**Given instruction:** Search the material below for the string "JSON" and list each line that holds it.

Dataset listings of figures:
>> START
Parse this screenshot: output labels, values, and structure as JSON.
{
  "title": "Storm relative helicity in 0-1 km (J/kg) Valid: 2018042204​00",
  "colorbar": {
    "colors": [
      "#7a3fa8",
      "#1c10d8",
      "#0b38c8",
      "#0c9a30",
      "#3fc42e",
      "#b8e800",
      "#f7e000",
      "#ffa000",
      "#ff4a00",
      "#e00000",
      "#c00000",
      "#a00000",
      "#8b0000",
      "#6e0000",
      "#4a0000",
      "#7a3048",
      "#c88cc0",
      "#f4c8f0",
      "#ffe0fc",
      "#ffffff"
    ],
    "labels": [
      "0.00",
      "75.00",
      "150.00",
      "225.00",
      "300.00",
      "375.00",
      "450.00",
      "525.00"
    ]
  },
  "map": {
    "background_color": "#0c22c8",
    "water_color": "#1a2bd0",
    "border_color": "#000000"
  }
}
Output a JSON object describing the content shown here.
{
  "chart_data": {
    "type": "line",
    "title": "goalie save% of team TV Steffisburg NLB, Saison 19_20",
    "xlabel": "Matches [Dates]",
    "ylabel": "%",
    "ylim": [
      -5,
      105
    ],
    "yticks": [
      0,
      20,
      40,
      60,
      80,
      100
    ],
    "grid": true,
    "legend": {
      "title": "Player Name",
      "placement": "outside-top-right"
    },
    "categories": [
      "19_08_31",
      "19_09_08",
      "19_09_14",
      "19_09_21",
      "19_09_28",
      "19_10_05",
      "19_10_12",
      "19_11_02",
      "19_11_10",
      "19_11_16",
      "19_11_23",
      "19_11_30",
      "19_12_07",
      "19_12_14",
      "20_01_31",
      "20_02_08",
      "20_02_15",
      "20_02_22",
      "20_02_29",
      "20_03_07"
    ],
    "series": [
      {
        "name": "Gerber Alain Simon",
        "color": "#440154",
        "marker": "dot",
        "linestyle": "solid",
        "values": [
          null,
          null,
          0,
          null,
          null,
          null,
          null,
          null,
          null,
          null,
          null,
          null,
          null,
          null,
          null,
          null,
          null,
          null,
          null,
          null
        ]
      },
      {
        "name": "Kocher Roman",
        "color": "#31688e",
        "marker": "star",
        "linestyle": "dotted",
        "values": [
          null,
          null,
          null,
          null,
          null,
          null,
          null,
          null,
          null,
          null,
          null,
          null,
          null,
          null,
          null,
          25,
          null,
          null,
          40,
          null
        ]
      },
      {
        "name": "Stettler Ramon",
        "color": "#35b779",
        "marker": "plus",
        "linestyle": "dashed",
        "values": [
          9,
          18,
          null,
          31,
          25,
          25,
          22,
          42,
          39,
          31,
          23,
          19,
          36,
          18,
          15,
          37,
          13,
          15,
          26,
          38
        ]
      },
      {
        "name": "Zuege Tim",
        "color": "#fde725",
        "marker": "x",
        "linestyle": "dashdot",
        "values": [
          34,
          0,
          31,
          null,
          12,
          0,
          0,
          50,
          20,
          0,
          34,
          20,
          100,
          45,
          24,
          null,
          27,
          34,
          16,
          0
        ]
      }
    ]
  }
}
>> END
**Expected output:**
Parse this screenshot: output labels, values, and structure as JSON.
Output a JSON object describing the content shown here.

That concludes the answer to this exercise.